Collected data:

◆ ◆ ◆ ◆ ◆ ◆ ◆

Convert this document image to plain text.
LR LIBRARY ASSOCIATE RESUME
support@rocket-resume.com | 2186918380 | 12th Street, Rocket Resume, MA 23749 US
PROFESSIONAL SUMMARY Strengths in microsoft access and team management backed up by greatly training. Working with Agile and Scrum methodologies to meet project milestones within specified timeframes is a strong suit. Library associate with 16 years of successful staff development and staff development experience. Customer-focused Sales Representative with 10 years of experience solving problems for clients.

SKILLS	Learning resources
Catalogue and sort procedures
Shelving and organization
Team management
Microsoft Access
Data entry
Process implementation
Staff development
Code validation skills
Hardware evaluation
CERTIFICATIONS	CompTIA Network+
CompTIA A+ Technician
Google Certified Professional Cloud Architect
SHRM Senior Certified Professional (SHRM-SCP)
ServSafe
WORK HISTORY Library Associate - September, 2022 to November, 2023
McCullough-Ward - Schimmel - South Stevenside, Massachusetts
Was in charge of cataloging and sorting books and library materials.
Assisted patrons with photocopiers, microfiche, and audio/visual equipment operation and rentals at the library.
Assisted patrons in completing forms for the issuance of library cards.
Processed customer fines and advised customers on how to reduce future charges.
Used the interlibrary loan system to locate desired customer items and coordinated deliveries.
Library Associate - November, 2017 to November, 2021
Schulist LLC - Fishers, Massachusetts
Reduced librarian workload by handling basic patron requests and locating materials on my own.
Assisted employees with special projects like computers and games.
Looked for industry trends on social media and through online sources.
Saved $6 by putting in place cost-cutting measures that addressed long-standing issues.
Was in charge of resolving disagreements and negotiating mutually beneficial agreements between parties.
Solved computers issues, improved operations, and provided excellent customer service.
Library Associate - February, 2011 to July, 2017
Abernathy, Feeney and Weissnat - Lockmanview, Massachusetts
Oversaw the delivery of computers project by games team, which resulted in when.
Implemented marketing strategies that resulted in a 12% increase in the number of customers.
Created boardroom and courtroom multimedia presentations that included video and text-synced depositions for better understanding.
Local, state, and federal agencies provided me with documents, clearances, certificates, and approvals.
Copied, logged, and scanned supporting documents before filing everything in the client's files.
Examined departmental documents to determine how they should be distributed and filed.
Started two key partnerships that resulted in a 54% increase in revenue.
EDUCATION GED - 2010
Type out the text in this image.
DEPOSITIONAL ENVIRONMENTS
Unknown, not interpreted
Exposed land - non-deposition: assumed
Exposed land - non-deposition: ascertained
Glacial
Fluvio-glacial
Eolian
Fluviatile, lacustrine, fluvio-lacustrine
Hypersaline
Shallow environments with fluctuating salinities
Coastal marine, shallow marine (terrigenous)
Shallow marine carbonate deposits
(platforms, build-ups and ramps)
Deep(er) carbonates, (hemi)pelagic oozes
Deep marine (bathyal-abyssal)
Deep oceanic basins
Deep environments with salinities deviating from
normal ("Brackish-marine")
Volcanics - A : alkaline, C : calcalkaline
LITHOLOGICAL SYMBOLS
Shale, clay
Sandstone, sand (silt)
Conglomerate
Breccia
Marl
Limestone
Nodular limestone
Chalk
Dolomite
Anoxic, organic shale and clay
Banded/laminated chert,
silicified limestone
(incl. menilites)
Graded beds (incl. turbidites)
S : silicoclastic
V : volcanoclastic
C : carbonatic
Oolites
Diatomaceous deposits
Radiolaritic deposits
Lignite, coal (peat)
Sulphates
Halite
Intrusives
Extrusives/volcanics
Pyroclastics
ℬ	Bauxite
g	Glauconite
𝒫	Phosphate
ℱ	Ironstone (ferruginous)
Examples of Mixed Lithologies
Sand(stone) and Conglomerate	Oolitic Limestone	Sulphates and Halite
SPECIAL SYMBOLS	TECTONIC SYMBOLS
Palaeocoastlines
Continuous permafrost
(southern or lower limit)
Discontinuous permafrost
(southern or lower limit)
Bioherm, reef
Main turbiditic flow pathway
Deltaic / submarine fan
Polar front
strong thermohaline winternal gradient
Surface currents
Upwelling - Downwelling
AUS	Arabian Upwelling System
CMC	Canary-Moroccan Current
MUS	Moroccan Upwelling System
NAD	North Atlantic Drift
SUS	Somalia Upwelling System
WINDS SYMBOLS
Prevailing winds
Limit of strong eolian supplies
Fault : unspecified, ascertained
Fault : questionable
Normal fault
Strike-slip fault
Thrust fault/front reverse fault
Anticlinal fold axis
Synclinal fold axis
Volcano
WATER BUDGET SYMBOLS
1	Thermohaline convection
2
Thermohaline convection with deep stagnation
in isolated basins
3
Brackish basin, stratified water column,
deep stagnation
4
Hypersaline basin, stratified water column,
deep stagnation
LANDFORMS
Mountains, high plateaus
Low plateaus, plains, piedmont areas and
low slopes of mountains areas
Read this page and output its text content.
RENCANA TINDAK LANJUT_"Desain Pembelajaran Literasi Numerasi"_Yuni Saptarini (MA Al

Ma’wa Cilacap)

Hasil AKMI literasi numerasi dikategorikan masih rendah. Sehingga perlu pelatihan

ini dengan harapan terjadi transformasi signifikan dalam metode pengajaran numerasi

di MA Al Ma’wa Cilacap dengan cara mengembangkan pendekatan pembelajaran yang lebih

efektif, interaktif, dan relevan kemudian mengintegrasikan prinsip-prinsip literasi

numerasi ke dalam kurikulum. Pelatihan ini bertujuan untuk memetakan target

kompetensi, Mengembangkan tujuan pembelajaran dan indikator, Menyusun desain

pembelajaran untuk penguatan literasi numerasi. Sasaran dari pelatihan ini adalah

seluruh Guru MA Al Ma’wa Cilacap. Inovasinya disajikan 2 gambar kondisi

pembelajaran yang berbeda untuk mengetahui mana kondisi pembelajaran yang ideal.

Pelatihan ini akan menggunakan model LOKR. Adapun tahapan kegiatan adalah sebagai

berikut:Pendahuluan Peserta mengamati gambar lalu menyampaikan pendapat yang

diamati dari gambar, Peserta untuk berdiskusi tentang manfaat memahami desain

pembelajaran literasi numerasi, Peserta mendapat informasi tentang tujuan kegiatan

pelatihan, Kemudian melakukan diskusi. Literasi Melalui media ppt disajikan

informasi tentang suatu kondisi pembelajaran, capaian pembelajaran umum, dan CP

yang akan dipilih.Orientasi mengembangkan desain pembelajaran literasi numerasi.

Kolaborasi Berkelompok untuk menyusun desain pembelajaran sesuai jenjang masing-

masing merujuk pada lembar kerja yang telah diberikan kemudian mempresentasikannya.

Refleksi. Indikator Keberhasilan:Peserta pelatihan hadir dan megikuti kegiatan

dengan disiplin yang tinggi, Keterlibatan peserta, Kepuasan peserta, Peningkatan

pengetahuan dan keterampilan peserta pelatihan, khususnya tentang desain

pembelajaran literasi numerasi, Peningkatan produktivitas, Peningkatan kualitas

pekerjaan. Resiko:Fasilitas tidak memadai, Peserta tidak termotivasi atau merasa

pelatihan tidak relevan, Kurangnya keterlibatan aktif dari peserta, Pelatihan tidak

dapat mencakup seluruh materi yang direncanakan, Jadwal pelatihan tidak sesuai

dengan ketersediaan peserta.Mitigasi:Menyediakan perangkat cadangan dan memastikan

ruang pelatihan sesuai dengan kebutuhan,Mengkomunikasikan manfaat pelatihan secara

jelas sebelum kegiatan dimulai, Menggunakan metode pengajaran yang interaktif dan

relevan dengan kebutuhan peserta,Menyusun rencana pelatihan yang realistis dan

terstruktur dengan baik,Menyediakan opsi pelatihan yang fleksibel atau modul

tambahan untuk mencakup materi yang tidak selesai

◆ ◆ ◆ ◆ ◆ ◆ ◆

[Directive]: List every line from the entries above in which "tentang" appears.

[Solution for this task]:
diamati dari gambar, Peserta untuk berdiskusi tentang manfaat memahami desain
pembelajaran literasi numerasi, Peserta mendapat informasi tentang tujuan kegiatan
informasi tentang suatu kondisi pembelajaran, capaian pembelajaran umum, dan CP
pengetahuan dan keterampilan peserta pelatihan, khususnya tentang desain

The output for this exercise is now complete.